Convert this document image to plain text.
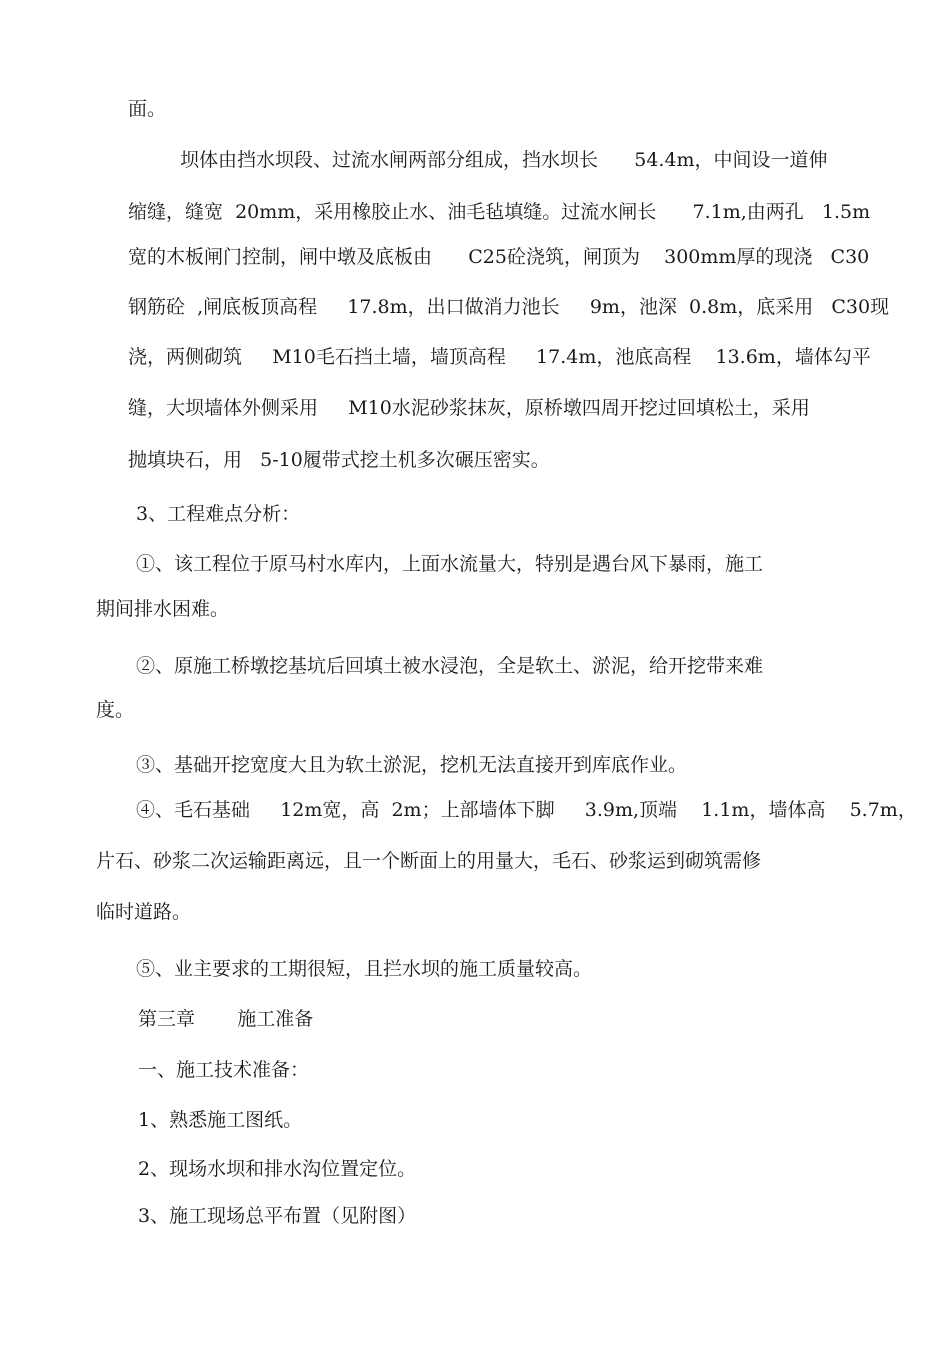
面。
坝体由挡水坝段、过流水闸两部分组成，挡水坝长      54.4m，中间设一道伸
缩缝，缝宽  20mm，采用橡胶止水、油毛毡填缝。过流水闸长      7.1m,由两孔   1.5m
宽的木板闸门控制，闸中墩及底板由      C25砼浇筑，闸顶为    300mm厚的现浇   C30
钢筋砼  ,闸底板顶高程     17.8m，出口做消力池长     9m，池深  0.8m，底采用   C30现
浇，两侧砌筑     M10毛石挡土墙，墙顶高程     17.4m，池底高程    13.6m，墙体勾平
缝，大坝墙体外侧采用     M10水泥砂浆抹灰，原桥墩四周开挖过回填松土，采用
抛填块石，用   5-10履带式挖土机多次碾压密实。
3、工程难点分析：
①、该工程位于原马村水库内，上面水流量大，特别是遇台风下暴雨，施工
期间排水困难。
②、原施工桥墩挖基坑后回填土被水浸泡，全是软土、淤泥，给开挖带来难
度。
③、基础开挖宽度大且为软土淤泥，挖机无法直接开到库底作业。
④、毛石基础     12m宽，高  2m；上部墙体下脚     3.9m,顶端    1.1m，墙体高    5.7m，
片石、砂浆二次运输距离远，且一个断面上的用量大，毛石、砂浆运到砌筑需修
临时道路。
⑤、业主要求的工期很短，且拦水坝的施工质量较高。
第三章       施工准备
一、施工技术准备：
1、熟悉施工图纸。
2、现场水坝和排水沟位置定位。
3、施工现场总平布置（见附图）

_Aim of the exercise_: Repeat the records above exactly, leaving out any pictures they contain.

_Answer to this problem_:
Convert this document image to plain text.
面。
坝体由挡水坝段、过流水闸两部分组成，挡水坝长      54.4m，中间设一道伸
缩缝，缝宽  20mm，采用橡胶止水、油毛毡填缝。过流水闸长      7.1m,由两孔   1.5m
宽的木板闸门控制，闸中墩及底板由      C25砼浇筑，闸顶为    300mm厚的现浇   C30
钢筋砼  ,闸底板顶高程     17.8m，出口做消力池长     9m，池深  0.8m，底采用   C30现
浇，两侧砌筑     M10毛石挡土墙，墙顶高程     17.4m，池底高程    13.6m，墙体勾平
缝，大坝墙体外侧采用     M10水泥砂浆抹灰，原桥墩四周开挖过回填松土，采用
抛填块石，用   5-10履带式挖土机多次碾压密实。
3、工程难点分析：
①、该工程位于原马村水库内，上面水流量大，特别是遇台风下暴雨，施工
期间排水困难。
②、原施工桥墩挖基坑后回填土被水浸泡，全是软土、淤泥，给开挖带来难
度。
③、基础开挖宽度大且为软土淤泥，挖机无法直接开到库底作业。
④、毛石基础     12m宽，高  2m；上部墙体下脚     3.9m,顶端    1.1m，墙体高    5.7m，
片石、砂浆二次运输距离远，且一个断面上的用量大，毛石、砂浆运到砌筑需修
临时道路。
⑤、业主要求的工期很短，且拦水坝的施工质量较高。
第三章       施工准备
一、施工技术准备：
1、熟悉施工图纸。
2、现场水坝和排水沟位置定位。
3、施工现场总平布置（见附图）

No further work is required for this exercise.